▶ [Objective]
Nothing but the lines from the one containing "Give me the" to the end of the data should be returned, each exactly as written.
************
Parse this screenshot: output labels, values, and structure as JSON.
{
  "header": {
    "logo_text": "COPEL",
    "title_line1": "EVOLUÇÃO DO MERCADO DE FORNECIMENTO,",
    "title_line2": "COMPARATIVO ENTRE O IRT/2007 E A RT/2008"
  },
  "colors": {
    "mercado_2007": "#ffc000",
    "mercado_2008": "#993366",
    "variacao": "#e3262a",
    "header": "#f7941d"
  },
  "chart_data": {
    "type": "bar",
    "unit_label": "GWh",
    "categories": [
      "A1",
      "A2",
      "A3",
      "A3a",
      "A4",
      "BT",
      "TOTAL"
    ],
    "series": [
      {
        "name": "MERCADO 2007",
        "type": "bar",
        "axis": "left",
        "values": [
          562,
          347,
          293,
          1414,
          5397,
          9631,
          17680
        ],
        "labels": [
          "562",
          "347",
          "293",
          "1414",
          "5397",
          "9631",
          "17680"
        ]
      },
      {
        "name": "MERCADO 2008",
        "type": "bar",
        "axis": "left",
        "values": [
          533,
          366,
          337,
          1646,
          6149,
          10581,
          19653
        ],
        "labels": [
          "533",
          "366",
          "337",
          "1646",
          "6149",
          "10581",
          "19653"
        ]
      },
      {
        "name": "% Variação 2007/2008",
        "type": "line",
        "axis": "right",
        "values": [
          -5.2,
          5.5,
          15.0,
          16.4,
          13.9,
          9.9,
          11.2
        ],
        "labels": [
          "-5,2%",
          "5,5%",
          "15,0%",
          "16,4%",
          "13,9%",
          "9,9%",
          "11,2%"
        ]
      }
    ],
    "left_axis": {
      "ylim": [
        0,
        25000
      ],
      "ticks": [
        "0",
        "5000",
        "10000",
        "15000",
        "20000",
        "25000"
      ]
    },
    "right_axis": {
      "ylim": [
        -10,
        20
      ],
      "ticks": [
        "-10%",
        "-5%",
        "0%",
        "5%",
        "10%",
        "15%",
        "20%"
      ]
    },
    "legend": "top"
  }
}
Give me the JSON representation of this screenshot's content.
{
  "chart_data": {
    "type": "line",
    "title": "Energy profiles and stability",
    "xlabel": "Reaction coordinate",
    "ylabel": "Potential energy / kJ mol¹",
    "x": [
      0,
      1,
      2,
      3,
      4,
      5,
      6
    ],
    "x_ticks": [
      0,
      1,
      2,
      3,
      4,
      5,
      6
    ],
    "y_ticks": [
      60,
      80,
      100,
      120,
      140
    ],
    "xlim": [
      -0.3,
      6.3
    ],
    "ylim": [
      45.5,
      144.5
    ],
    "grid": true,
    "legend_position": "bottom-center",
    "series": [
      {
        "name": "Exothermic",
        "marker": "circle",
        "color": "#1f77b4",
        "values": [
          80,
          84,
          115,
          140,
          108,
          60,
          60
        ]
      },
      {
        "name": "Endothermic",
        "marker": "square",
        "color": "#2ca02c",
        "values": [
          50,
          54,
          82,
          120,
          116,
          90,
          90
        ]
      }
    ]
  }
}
************
▶ [Solution]
Give me the JSON representation of this screenshot's content.
{
  "chart_data": {
    "type": "line",
    "title": "Energy profiles and stability",
    "xlabel": "Reaction coordinate",
    "ylabel": "Potential energy / kJ mol¹",
    "x": [
      0,
      1,
      2,
      3,
      4,
      5,
      6
    ],
    "x_ticks": [
      0,
      1,
      2,
      3,
      4,
      5,
      6
    ],
    "y_ticks": [
      60,
      80,
      100,
      120,
      140
    ],
    "xlim": [
      -0.3,
      6.3
    ],
    "ylim": [
      45.5,
      144.5
    ],
    "grid": true,
    "legend_position": "bottom-center",
    "series": [
      {
        "name": "Exothermic",
        "marker": "circle",
        "color": "#1f77b4",
        "values": [
          80,
          84,
          115,
          140,
          108,
          60,
          60
        ]
      },
      {
        "name": "Endothermic",
        "marker": "square",
        "color": "#2ca02c",
        "values": [
          50,
          54,
          82,
          120,
          116,
          90,
          90
        ]
      }
    ]
  }
}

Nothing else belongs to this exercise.